Print the full listing exactly.

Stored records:

▬▬▬

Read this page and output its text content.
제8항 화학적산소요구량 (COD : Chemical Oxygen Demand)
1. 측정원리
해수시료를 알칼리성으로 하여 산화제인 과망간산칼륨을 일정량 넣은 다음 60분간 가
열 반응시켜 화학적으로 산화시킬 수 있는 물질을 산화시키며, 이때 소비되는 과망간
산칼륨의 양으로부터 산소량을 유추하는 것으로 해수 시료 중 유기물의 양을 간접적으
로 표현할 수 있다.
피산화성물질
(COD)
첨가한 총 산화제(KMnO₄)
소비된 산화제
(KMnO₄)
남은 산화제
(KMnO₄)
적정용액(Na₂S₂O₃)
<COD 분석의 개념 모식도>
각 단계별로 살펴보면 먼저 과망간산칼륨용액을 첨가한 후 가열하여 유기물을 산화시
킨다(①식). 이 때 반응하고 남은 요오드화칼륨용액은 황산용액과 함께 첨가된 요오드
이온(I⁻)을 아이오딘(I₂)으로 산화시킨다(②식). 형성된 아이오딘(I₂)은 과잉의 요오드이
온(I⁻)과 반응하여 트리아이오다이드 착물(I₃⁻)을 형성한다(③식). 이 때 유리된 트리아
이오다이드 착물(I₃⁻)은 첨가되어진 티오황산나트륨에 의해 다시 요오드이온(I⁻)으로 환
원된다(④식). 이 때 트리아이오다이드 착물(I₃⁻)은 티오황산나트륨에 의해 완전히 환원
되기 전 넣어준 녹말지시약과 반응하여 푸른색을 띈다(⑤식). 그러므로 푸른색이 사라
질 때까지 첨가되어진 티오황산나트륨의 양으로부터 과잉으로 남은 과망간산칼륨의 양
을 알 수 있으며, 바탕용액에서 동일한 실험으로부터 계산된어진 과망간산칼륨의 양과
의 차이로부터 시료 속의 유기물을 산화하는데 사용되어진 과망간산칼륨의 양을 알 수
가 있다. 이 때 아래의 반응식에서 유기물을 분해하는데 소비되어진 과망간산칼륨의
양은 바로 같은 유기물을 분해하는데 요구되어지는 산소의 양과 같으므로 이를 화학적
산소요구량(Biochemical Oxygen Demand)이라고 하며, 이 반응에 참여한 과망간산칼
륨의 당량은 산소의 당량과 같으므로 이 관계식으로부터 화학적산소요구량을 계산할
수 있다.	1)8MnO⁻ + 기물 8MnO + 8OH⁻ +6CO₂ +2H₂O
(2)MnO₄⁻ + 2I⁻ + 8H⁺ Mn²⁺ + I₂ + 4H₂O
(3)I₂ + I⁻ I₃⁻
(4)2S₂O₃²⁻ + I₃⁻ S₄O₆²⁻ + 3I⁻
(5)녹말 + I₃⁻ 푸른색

▬▬▬

Exercise answer:
Read this page and output its text content.
제8항 화학적산소요구량 (COD : Chemical Oxygen Demand)
1. 측정원리
해수시료를 알칼리성으로 하여 산화제인 과망간산칼륨을 일정량 넣은 다음 60분간 가
열 반응시켜 화학적으로 산화시킬 수 있는 물질을 산화시키며, 이때 소비되는 과망간
산칼륨의 양으로부터 산소량을 유추하는 것으로 해수 시료 중 유기물의 양을 간접적으
로 표현할 수 있다.
피산화성물질
(COD)
첨가한 총 산화제(KMnO₄)
소비된 산화제
(KMnO₄)
남은 산화제
(KMnO₄)
적정용액(Na₂S₂O₃)
<COD 분석의 개념 모식도>
각 단계별로 살펴보면 먼저 과망간산칼륨용액을 첨가한 후 가열하여 유기물을 산화시
킨다(①식). 이 때 반응하고 남은 요오드화칼륨용액은 황산용액과 함께 첨가된 요오드
이온(I⁻)을 아이오딘(I₂)으로 산화시킨다(②식). 형성된 아이오딘(I₂)은 과잉의 요오드이
온(I⁻)과 반응하여 트리아이오다이드 착물(I₃⁻)을 형성한다(③식). 이 때 유리된 트리아
이오다이드 착물(I₃⁻)은 첨가되어진 티오황산나트륨에 의해 다시 요오드이온(I⁻)으로 환
원된다(④식). 이 때 트리아이오다이드 착물(I₃⁻)은 티오황산나트륨에 의해 완전히 환원
되기 전 넣어준 녹말지시약과 반응하여 푸른색을 띈다(⑤식). 그러므로 푸른색이 사라
질 때까지 첨가되어진 티오황산나트륨의 양으로부터 과잉으로 남은 과망간산칼륨의 양
을 알 수 있으며, 바탕용액에서 동일한 실험으로부터 계산된어진 과망간산칼륨의 양과
의 차이로부터 시료 속의 유기물을 산화하는데 사용되어진 과망간산칼륨의 양을 알 수
가 있다. 이 때 아래의 반응식에서 유기물을 분해하는데 소비되어진 과망간산칼륨의
양은 바로 같은 유기물을 분해하는데 요구되어지는 산소의 양과 같으므로 이를 화학적
산소요구량(Biochemical Oxygen Demand)이라고 하며, 이 반응에 참여한 과망간산칼
륨의 당량은 산소의 당량과 같으므로 이 관계식으로부터 화학적산소요구량을 계산할
수 있다.	1)8MnO⁻ + 기물 8MnO + 8OH⁻ +6CO₂ +2H₂O
(2)MnO₄⁻ + 2I⁻ + 8H⁺ Mn²⁺ + I₂ + 4H₂O
(3)I₂ + I⁻ I₃⁻
(4)2S₂O₃²⁻ + I₃⁻ S₄O₆²⁻ + 3I⁻
(5)녹말 + I₃⁻ 푸른색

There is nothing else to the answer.